A run of records:
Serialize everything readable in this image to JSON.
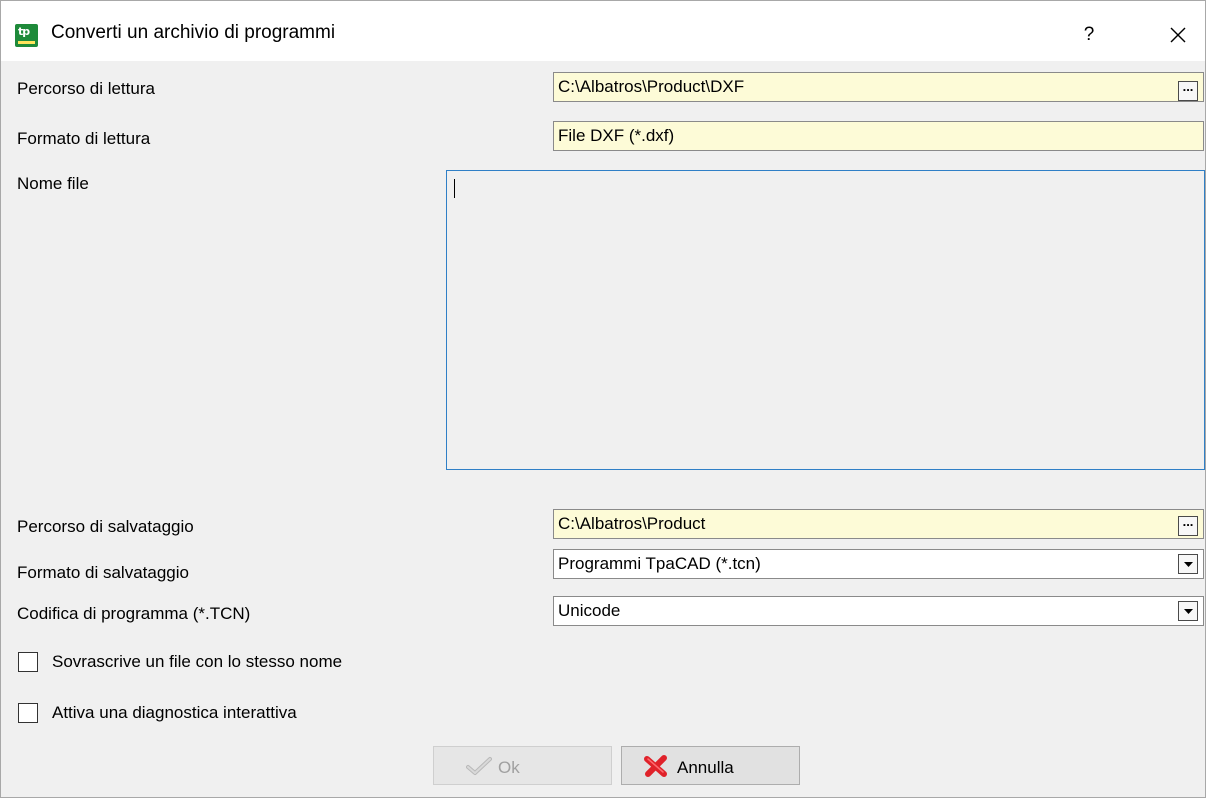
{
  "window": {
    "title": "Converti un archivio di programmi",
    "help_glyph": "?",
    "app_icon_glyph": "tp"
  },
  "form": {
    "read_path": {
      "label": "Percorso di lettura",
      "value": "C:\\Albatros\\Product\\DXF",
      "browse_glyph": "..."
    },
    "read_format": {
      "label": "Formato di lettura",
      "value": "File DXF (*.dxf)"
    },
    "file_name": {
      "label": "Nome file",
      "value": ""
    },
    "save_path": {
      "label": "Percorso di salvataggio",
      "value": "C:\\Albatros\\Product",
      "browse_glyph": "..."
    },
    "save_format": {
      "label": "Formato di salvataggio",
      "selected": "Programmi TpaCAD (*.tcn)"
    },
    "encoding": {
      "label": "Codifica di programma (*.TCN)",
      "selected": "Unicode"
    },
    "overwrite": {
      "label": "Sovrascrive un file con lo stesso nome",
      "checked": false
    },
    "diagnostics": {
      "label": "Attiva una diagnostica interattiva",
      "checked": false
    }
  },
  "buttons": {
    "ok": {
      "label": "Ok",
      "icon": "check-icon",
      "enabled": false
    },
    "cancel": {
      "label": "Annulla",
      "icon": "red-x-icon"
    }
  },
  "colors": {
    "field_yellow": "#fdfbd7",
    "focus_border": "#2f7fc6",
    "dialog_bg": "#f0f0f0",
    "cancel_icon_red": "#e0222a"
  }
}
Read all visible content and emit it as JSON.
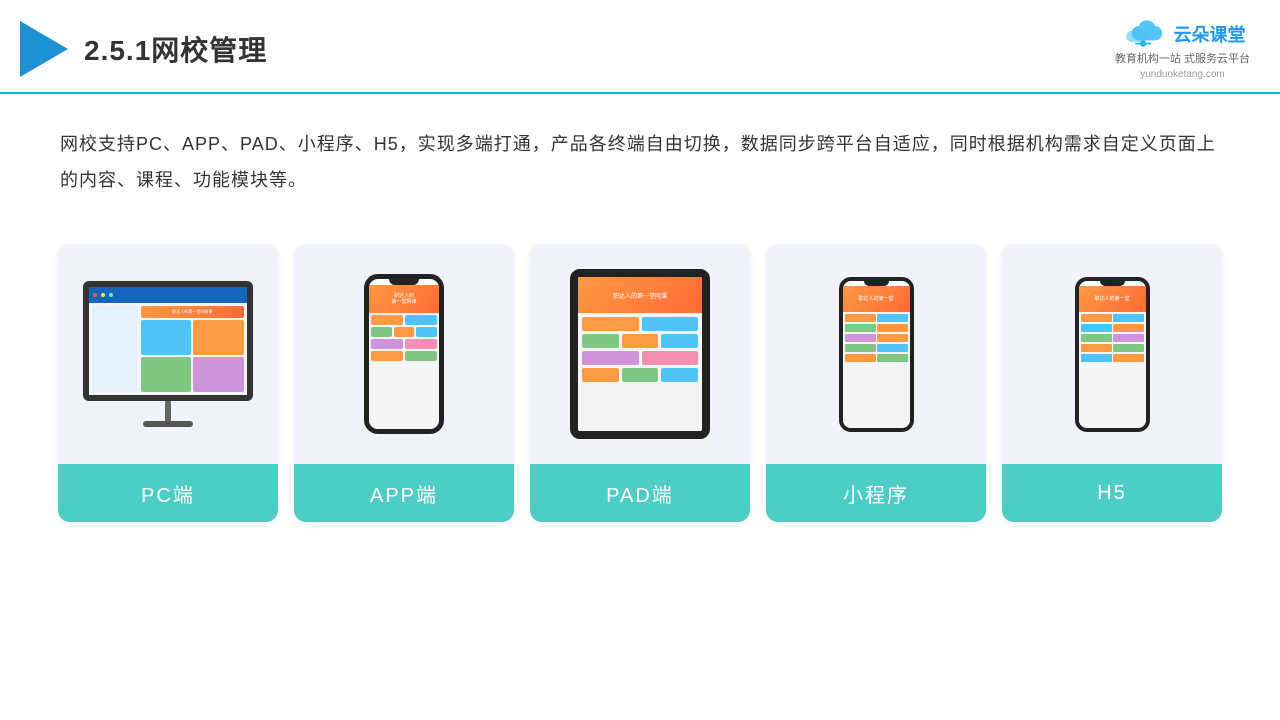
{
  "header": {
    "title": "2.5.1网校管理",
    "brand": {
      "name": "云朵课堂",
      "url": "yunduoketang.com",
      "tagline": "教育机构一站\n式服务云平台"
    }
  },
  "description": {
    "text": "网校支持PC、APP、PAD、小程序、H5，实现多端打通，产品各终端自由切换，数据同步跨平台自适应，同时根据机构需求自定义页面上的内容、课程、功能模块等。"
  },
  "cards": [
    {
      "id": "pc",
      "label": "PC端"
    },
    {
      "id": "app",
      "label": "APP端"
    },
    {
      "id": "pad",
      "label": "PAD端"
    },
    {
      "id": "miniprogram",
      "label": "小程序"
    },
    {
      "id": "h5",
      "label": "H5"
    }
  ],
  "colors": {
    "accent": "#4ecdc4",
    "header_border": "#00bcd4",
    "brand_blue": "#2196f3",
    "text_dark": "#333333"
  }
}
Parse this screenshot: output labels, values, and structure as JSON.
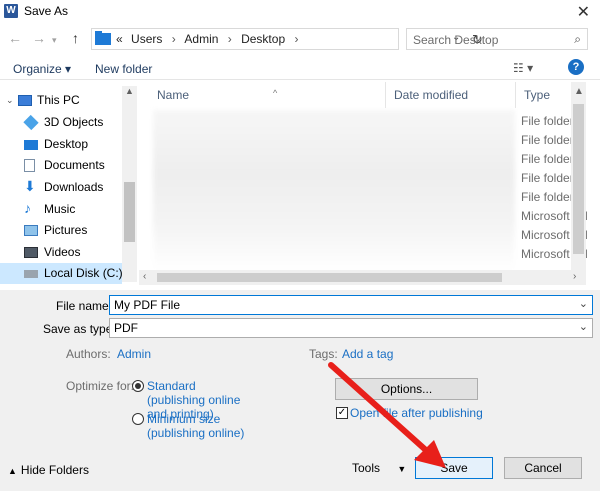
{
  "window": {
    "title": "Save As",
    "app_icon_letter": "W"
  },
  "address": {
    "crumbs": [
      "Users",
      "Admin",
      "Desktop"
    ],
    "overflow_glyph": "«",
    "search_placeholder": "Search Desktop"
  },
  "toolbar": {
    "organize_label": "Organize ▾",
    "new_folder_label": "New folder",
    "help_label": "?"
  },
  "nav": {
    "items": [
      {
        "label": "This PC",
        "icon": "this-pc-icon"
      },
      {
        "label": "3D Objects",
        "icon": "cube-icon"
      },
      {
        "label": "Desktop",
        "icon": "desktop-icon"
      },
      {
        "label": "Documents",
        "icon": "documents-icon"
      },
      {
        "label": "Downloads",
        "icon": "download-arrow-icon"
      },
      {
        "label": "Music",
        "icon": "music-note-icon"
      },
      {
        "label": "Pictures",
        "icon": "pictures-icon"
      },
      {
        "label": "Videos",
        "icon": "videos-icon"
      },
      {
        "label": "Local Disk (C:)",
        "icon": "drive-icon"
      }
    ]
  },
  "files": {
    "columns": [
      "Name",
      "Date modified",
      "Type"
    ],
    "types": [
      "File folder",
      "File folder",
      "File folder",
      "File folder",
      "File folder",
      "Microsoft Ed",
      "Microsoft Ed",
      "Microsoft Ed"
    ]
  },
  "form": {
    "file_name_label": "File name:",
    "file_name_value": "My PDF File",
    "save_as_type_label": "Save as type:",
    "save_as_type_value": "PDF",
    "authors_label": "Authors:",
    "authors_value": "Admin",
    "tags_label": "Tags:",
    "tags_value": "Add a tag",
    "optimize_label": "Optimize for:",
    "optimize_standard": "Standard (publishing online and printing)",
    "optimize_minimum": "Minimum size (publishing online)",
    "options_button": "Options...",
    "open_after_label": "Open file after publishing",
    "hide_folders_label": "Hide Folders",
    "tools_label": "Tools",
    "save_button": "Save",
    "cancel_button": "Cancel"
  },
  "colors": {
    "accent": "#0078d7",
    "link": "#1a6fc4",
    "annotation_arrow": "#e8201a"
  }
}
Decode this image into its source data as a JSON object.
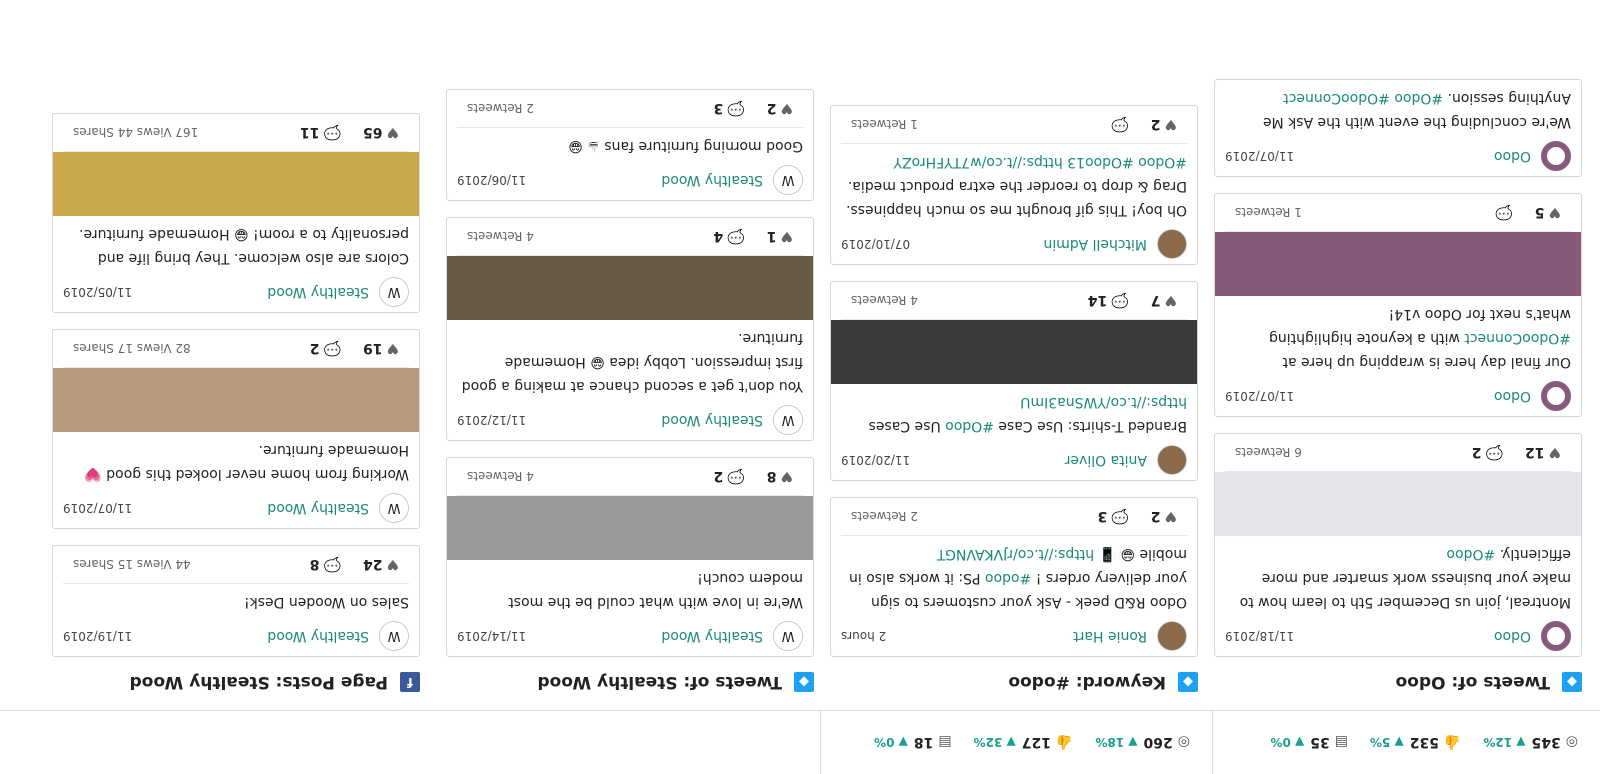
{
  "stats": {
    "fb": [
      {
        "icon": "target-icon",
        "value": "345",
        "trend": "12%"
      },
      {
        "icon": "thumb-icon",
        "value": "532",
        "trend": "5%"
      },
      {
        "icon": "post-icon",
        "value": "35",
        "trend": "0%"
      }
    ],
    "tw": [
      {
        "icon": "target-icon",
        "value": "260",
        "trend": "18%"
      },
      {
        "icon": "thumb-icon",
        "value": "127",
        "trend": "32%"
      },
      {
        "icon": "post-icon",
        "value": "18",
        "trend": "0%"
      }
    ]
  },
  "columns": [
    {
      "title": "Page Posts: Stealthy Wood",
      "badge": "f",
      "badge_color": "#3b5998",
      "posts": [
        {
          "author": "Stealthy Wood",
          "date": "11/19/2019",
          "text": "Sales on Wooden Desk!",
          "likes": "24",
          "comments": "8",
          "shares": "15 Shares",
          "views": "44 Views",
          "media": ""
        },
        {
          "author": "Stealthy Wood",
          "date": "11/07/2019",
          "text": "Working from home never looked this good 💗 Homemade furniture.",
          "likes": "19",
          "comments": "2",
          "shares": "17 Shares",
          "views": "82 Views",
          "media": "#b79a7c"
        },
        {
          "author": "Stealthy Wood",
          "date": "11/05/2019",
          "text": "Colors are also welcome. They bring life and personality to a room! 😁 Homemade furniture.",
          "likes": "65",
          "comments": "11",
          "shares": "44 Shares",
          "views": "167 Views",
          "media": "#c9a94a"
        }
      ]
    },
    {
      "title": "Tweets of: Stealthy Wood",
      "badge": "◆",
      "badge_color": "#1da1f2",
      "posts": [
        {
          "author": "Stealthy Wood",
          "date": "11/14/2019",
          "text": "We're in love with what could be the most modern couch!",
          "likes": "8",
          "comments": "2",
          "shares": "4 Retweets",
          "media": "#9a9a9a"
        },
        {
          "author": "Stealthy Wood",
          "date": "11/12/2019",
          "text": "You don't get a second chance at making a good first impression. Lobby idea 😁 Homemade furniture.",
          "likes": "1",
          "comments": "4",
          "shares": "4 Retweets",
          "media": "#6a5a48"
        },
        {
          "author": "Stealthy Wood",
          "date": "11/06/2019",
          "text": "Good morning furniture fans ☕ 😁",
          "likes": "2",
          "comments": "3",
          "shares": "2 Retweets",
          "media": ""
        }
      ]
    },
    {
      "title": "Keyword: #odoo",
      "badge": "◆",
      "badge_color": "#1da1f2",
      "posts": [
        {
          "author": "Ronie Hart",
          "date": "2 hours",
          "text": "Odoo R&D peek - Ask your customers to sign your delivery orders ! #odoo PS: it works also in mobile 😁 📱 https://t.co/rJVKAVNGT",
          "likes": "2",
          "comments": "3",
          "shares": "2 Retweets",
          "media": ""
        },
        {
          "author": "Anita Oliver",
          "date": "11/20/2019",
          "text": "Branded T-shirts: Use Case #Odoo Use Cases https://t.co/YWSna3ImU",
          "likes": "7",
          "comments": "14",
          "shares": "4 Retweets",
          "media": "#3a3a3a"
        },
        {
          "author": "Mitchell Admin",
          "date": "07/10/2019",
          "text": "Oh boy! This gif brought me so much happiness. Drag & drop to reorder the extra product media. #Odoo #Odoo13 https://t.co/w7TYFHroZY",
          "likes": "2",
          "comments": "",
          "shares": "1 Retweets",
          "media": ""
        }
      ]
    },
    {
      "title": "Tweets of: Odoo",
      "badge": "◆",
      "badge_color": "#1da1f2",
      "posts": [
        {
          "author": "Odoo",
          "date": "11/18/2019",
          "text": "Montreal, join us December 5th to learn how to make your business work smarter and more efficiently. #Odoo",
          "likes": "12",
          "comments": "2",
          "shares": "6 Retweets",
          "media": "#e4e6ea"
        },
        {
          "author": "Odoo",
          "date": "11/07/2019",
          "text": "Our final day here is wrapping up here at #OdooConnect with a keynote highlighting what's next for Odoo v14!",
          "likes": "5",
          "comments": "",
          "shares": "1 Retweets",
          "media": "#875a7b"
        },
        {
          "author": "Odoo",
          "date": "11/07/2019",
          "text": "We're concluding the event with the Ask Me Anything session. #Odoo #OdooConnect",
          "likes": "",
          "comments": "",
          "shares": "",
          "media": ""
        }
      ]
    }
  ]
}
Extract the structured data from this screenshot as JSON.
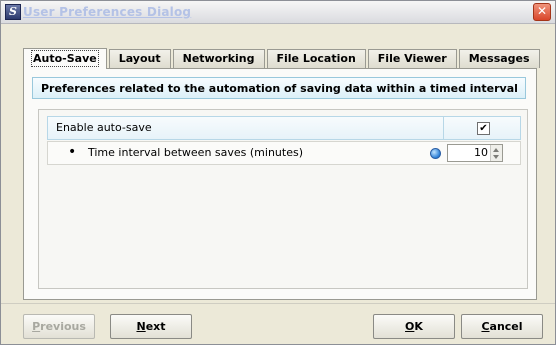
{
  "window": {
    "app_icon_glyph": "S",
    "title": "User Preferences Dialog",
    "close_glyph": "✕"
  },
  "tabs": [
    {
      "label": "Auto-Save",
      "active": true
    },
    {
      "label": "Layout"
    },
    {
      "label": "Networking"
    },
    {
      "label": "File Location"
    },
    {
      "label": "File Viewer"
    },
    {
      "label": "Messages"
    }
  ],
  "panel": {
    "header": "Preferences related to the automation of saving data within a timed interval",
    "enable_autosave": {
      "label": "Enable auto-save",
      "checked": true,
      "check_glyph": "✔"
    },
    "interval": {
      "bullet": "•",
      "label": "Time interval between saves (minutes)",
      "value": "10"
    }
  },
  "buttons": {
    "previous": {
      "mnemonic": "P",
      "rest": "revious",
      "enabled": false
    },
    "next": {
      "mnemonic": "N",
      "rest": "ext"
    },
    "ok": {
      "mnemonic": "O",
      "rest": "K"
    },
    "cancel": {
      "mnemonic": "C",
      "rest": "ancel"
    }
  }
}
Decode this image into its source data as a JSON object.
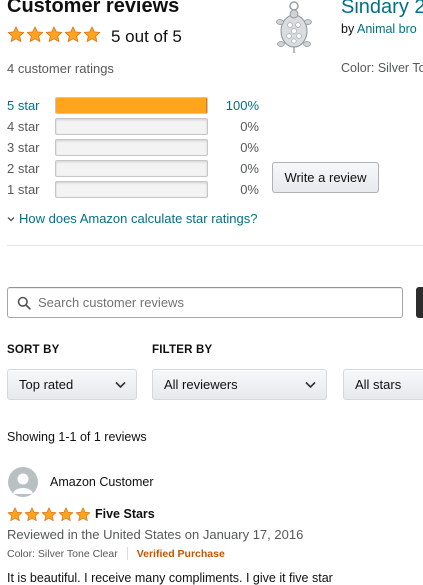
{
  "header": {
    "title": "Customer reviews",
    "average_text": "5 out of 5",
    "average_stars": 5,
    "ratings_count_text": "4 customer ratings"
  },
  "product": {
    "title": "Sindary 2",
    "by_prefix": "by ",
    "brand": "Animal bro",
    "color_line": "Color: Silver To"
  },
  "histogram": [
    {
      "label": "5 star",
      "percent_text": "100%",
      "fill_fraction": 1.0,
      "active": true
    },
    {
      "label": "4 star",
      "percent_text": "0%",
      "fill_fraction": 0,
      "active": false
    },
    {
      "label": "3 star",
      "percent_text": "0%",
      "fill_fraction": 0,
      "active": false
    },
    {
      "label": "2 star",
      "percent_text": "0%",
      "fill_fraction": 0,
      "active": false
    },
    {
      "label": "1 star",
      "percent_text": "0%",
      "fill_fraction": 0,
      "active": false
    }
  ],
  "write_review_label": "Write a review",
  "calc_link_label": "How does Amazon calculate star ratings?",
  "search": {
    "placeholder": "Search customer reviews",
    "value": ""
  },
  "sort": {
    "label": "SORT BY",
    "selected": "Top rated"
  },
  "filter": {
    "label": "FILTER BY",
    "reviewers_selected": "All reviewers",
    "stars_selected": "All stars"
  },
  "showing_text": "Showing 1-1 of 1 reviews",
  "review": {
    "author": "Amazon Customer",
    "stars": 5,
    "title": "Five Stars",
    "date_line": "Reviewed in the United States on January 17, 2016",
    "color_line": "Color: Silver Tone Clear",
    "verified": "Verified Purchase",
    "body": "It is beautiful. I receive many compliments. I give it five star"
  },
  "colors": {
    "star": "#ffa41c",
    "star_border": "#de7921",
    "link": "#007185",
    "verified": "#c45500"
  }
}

> THE TASK
Return every line containing "screenshot".

> THE SOLUTION
Parse this screenshot: output labels, values, and structure as JSON.
Extract the structured data from this screenshot as JSON.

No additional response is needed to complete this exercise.